***** Given records *****

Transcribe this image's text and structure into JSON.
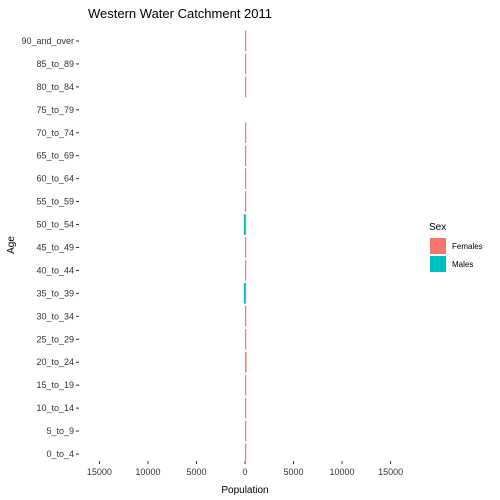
{
  "chart_data": {
    "type": "bar",
    "orientation": "horizontal",
    "style": "population-pyramid",
    "title": "Western Water Catchment  2011",
    "xlabel": "Population",
    "ylabel": "Age",
    "xlim": [
      -17000,
      17000
    ],
    "x_ticks": [
      -15000,
      -10000,
      -5000,
      0,
      5000,
      10000,
      15000
    ],
    "x_tick_labels": [
      "15000",
      "10000",
      "5000",
      "0",
      "5000",
      "10000",
      "15000"
    ],
    "categories": [
      "0_to_4",
      "5_to_9",
      "10_to_14",
      "15_to_19",
      "20_to_24",
      "25_to_29",
      "30_to_34",
      "35_to_39",
      "40_to_44",
      "45_to_49",
      "50_to_54",
      "55_to_59",
      "60_to_64",
      "65_to_69",
      "70_to_74",
      "75_to_79",
      "80_to_84",
      "85_to_89",
      "90_and_over"
    ],
    "series": [
      {
        "name": "Females",
        "color": "#F8766D",
        "values": [
          80,
          70,
          60,
          70,
          150,
          60,
          70,
          60,
          60,
          60,
          60,
          60,
          60,
          60,
          60,
          0,
          60,
          60,
          60
        ]
      },
      {
        "name": "Males",
        "color": "#00BFC4",
        "values": [
          0,
          0,
          0,
          0,
          0,
          0,
          0,
          60,
          0,
          0,
          60,
          0,
          0,
          0,
          0,
          0,
          0,
          0,
          0
        ]
      }
    ],
    "legend": {
      "title": "Sex",
      "position": "right"
    },
    "grid": false
  }
}
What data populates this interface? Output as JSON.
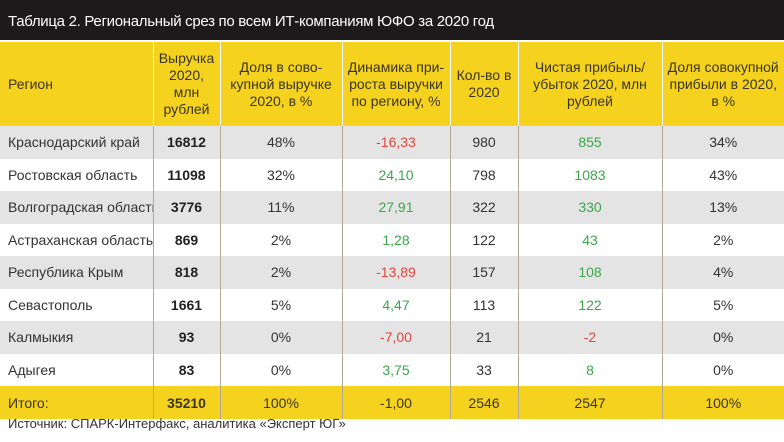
{
  "title": "Таблица 2. Региональный срез по всем ИТ-компаниям ЮФО за 2020 год",
  "colors": {
    "header_bg": "#f5d21e",
    "title_bg": "#1c1a1a",
    "negative": "#e2473e",
    "positive": "#3aa84a"
  },
  "headers": [
    "Регион",
    "Выручка 2020, млн рублей",
    "Доля в сово-купной выручке 2020, в %",
    "Динамика при-роста выручки по региону, %",
    "Кол-во в 2020",
    "Чистая прибыль/убыток 2020, млн рублей",
    "Доля совокупной прибыли в 2020, в %"
  ],
  "rows": [
    [
      "Краснодарский край",
      "16812",
      "48%",
      "-16,33",
      "980",
      "855",
      "34%"
    ],
    [
      "Ростовская область",
      "11098",
      "32%",
      "24,10",
      "798",
      "1083",
      "43%"
    ],
    [
      "Волгоградская область",
      "3776",
      "11%",
      "27,91",
      "322",
      "330",
      "13%"
    ],
    [
      "Астраханская область",
      "869",
      "2%",
      "1,28",
      "122",
      "43",
      "2%"
    ],
    [
      "Республика Крым",
      "818",
      "2%",
      "-13,89",
      "157",
      "108",
      "4%"
    ],
    [
      "Севастополь",
      "1661",
      "5%",
      "4,47",
      "113",
      "122",
      "5%"
    ],
    [
      "Калмыкия",
      "93",
      "0%",
      "-7,00",
      "21",
      "-2",
      "0%"
    ],
    [
      "Адыгея",
      "83",
      "0%",
      "3,75",
      "33",
      "8",
      "0%"
    ]
  ],
  "total": [
    "Итого:",
    "35210",
    "100%",
    "-1,00",
    "2546",
    "2547",
    "100%"
  ],
  "source": "Источник: СПАРК-Интерфакс, аналитика «Эксперт ЮГ»"
}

*****

Given task:
Leave out the pictures and transcribe the entries above exactly.

Correct result:
Transcribe this image's text and structure into JSON.
{
  "chart_data": {
    "type": "bar",
    "orientation": "horizontal",
    "style": "population-pyramid",
    "title": "Western Water Catchment  2011",
    "xlabel": "Population",
    "ylabel": "Age",
    "xlim": [
      -17000,
      17000
    ],
    "x_ticks": [
      -15000,
      -10000,
      -5000,
      0,
      5000,
      10000,
      15000
    ],
    "x_tick_labels": [
      "15000",
      "10000",
      "5000",
      "0",
      "5000",
      "10000",
      "15000"
    ],
    "categories": [
      "0_to_4",
      "5_to_9",
      "10_to_14",
      "15_to_19",
      "20_to_24",
      "25_to_29",
      "30_to_34",
      "35_to_39",
      "40_to_44",
      "45_to_49",
      "50_to_54",
      "55_to_59",
      "60_to_64",
      "65_to_69",
      "70_to_74",
      "75_to_79",
      "80_to_84",
      "85_to_89",
      "90_and_over"
    ],
    "series": [
      {
        "name": "Females",
        "color": "#F8766D",
        "values": [
          80,
          70,
          60,
          70,
          150,
          60,
          70,
          60,
          60,
          60,
          60,
          60,
          60,
          60,
          60,
          0,
          60,
          60,
          60
        ]
      },
      {
        "name": "Males",
        "color": "#00BFC4",
        "values": [
          0,
          0,
          0,
          0,
          0,
          0,
          0,
          60,
          0,
          0,
          60,
          0,
          0,
          0,
          0,
          0,
          0,
          0,
          0
        ]
      }
    ],
    "legend": {
      "title": "Sex",
      "position": "right"
    },
    "grid": false
  }
}
What data populates this interface? Output as JSON.
{
  "title": "Таблица 2. Региональный срез по всем ИТ-компаниям ЮФО за 2020 год",
  "colors": {
    "header_bg": "#f5d21e",
    "title_bg": "#1c1a1a",
    "negative": "#e2473e",
    "positive": "#3aa84a"
  },
  "headers": [
    "Регион",
    "Выручка 2020, млн рублей",
    "Доля в сово-купной выручке 2020, в %",
    "Динамика при-роста выручки по региону, %",
    "Кол-во в 2020",
    "Чистая прибыль/убыток 2020, млн рублей",
    "Доля совокупной прибыли в 2020, в %"
  ],
  "rows": [
    [
      "Краснодарский край",
      "16812",
      "48%",
      "-16,33",
      "980",
      "855",
      "34%"
    ],
    [
      "Ростовская область",
      "11098",
      "32%",
      "24,10",
      "798",
      "1083",
      "43%"
    ],
    [
      "Волгоградская область",
      "3776",
      "11%",
      "27,91",
      "322",
      "330",
      "13%"
    ],
    [
      "Астраханская область",
      "869",
      "2%",
      "1,28",
      "122",
      "43",
      "2%"
    ],
    [
      "Республика Крым",
      "818",
      "2%",
      "-13,89",
      "157",
      "108",
      "4%"
    ],
    [
      "Севастополь",
      "1661",
      "5%",
      "4,47",
      "113",
      "122",
      "5%"
    ],
    [
      "Калмыкия",
      "93",
      "0%",
      "-7,00",
      "21",
      "-2",
      "0%"
    ],
    [
      "Адыгея",
      "83",
      "0%",
      "3,75",
      "33",
      "8",
      "0%"
    ]
  ],
  "total": [
    "Итого:",
    "35210",
    "100%",
    "-1,00",
    "2546",
    "2547",
    "100%"
  ],
  "source": "Источник: СПАРК-Интерфакс, аналитика «Эксперт ЮГ»"
}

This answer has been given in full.